#### TESTO DELL'ESERCIZIO
- - -

Se così si può chiamare

Che il TGR Piemonte non sia una testata giornalistica di particolare coraggio, sempre ben allineata con i poteri forti della città, non è una novità. Che quindi parli molto di Juve e poco di Toro è assodato; nonostante la prevalenza granata nella regione, la redazione sportiva ha sempre sfoggiato un imbarazzante servilismo verso la squadra della Famiglia, ben ripagato da un sordo ma chiaro odio da parte della tifoseria granata, in particolare quella organizzata, culminato nella torrida estate 2005 nell’inseguimento dell’anchorman Gianfranco Bianco da parte di duecento tifosi esasperati, su e giù per mezza via Garibaldi, finchè il suddetto, dopo un paio di spintoni per nulla benauguranti, non si rifugiò con uno scatto giovanile dentro un negozio di abbigliamento della via stessa.

- - -

#### I DATI
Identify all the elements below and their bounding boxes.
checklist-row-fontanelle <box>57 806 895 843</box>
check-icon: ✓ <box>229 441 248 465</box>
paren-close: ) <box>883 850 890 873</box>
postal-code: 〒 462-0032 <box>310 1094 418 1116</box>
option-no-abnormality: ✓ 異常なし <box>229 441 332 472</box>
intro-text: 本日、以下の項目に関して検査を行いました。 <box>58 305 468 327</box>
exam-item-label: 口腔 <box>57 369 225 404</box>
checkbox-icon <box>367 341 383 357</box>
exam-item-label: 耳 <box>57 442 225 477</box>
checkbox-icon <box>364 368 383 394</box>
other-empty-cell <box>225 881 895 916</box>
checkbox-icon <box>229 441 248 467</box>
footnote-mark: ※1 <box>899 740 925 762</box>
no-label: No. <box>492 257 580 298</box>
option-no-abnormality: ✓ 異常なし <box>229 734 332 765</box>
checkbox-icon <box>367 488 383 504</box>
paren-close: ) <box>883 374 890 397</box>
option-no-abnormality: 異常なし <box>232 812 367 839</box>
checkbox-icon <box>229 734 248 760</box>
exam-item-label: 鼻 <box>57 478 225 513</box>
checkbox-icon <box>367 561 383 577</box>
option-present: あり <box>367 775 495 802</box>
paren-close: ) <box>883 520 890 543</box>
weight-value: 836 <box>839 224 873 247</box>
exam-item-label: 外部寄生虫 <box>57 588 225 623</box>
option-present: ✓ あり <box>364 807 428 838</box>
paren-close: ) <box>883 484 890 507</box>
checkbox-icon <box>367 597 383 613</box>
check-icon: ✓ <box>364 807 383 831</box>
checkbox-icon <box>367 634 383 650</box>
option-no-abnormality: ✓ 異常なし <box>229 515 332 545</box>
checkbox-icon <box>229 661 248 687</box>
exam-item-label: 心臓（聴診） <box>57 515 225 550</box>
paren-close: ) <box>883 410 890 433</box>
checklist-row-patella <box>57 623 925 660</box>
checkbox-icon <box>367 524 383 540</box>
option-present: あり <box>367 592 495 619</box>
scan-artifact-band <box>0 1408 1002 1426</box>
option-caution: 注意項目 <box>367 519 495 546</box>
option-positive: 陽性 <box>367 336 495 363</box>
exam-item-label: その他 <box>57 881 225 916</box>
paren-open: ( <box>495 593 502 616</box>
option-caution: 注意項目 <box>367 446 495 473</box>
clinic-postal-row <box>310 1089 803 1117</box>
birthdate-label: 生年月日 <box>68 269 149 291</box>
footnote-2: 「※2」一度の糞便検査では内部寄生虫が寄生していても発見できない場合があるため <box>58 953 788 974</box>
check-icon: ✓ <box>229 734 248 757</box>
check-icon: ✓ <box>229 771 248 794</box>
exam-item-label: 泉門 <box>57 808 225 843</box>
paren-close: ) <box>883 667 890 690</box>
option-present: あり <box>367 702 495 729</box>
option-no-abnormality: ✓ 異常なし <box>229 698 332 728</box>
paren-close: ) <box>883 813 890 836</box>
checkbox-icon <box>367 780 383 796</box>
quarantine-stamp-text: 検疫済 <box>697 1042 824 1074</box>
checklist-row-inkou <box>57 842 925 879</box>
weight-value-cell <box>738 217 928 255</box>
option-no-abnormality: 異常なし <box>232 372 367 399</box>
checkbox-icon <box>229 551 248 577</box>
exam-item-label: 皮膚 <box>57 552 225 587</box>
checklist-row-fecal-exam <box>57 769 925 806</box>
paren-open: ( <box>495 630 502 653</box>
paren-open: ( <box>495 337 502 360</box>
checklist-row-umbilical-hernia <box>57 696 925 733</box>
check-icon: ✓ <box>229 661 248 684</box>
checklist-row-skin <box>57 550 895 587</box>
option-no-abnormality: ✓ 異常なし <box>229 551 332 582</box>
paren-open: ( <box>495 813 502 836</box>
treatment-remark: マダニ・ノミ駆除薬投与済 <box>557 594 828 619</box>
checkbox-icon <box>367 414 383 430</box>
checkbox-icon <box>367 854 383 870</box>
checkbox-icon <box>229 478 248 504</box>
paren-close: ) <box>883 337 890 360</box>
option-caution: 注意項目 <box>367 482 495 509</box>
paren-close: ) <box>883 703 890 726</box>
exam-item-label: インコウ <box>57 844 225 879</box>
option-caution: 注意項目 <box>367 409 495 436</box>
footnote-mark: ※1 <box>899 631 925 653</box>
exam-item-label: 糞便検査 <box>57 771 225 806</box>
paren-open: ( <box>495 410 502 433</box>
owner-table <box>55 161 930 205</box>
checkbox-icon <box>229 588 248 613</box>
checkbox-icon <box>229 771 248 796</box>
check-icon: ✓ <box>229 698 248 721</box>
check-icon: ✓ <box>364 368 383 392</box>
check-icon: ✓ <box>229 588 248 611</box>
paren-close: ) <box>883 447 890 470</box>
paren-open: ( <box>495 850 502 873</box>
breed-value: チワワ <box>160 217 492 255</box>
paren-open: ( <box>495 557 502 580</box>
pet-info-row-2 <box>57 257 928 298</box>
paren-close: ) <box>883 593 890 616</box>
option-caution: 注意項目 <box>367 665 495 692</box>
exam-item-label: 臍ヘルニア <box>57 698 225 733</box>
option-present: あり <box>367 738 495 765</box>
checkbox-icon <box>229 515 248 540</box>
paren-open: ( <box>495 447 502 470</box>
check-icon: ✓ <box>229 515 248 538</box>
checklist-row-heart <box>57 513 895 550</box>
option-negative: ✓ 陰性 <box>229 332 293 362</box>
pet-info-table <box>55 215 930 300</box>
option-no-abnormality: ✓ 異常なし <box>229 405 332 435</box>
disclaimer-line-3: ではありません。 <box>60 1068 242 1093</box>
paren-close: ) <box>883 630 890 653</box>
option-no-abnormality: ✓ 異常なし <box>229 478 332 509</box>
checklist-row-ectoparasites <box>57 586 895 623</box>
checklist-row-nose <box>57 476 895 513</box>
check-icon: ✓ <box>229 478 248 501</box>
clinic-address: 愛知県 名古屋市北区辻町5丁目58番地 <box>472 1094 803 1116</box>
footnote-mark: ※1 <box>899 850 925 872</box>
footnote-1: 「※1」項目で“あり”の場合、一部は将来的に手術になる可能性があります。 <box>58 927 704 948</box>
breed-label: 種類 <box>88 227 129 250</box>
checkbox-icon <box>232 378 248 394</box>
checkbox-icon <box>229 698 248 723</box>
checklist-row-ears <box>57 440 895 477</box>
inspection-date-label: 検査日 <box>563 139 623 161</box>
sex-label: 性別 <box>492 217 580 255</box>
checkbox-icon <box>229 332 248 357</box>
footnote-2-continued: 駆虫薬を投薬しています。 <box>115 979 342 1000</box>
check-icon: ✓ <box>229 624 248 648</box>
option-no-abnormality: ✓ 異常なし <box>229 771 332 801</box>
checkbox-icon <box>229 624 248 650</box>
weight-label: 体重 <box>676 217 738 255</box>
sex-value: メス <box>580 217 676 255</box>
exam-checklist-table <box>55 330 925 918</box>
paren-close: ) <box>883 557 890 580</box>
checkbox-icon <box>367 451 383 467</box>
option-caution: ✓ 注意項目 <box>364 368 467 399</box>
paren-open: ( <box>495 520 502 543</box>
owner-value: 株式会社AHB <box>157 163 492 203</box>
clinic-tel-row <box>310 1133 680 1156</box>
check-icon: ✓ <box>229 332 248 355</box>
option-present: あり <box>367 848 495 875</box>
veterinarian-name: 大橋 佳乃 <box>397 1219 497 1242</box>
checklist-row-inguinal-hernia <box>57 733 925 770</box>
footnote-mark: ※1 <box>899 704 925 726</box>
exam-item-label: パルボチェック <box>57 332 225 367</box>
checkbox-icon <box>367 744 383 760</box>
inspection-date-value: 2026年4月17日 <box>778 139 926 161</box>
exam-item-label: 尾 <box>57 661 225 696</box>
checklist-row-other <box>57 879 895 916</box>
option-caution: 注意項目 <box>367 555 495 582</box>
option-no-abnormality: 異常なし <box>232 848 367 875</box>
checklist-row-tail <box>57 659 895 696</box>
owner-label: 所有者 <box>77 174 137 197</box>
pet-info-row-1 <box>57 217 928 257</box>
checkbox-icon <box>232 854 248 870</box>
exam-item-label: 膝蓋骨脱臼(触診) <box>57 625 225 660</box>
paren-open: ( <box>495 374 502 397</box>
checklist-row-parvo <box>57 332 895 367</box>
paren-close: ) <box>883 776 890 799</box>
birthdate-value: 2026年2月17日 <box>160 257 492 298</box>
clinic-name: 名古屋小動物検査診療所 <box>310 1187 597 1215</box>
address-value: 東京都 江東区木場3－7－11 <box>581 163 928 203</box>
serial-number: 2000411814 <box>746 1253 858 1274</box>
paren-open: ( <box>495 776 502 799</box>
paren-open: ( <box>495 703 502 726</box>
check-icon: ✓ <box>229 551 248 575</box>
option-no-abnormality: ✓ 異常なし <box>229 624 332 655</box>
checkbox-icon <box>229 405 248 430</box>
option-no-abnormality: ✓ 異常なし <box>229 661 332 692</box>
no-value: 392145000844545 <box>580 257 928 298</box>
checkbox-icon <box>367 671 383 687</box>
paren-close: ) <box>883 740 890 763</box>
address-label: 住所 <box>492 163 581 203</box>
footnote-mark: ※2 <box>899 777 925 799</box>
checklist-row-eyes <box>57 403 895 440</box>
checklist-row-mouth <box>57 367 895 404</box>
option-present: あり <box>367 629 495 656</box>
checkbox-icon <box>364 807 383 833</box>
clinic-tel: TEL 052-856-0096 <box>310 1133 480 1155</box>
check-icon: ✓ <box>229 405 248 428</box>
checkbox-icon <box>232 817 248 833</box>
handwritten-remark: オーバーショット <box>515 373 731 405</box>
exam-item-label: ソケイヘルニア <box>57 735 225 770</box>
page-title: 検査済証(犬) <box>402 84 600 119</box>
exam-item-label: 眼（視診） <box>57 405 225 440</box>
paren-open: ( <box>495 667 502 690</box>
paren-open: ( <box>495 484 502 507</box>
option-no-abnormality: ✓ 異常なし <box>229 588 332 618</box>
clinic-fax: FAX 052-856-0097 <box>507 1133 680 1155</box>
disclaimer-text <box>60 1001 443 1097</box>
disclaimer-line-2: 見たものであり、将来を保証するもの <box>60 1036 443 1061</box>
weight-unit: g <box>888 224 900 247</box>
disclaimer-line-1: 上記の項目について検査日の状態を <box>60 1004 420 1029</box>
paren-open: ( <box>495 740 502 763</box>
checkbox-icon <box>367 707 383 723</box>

- - -

#### CONSEGNA
Trascrivi dal testo sul TGR Piemonte il passo che va da "Se così si può" fino a "della via stessa." incluso. Le righe non hanno alcun legame con il testo sul TGR Piemonte.

#### RISPOSTA
Se così si può chiamare

Che il TGR Piemonte non sia una testata giornalistica di particolare coraggio, sempre ben allineata con i poteri forti della città, non è una novità. Che quindi parli molto di Juve e poco di Toro è assodato; nonostante la prevalenza granata nella regione, la redazione sportiva ha sempre sfoggiato un imbarazzante servilismo verso la squadra della Famiglia, ben ripagato da un sordo ma chiaro odio da parte della tifoseria granata, in particolare quella organizzata, culminato nella torrida estate 2005 nell’inseguimento dell’anchorman Gianfranco Bianco da parte di duecento tifosi esasperati, su e giù per mezza via Garibaldi, finchè il suddetto, dopo un paio di spintoni per nulla benauguranti, non si rifugiò con uno scatto giovanile dentro un negozio di abbigliamento della via stessa.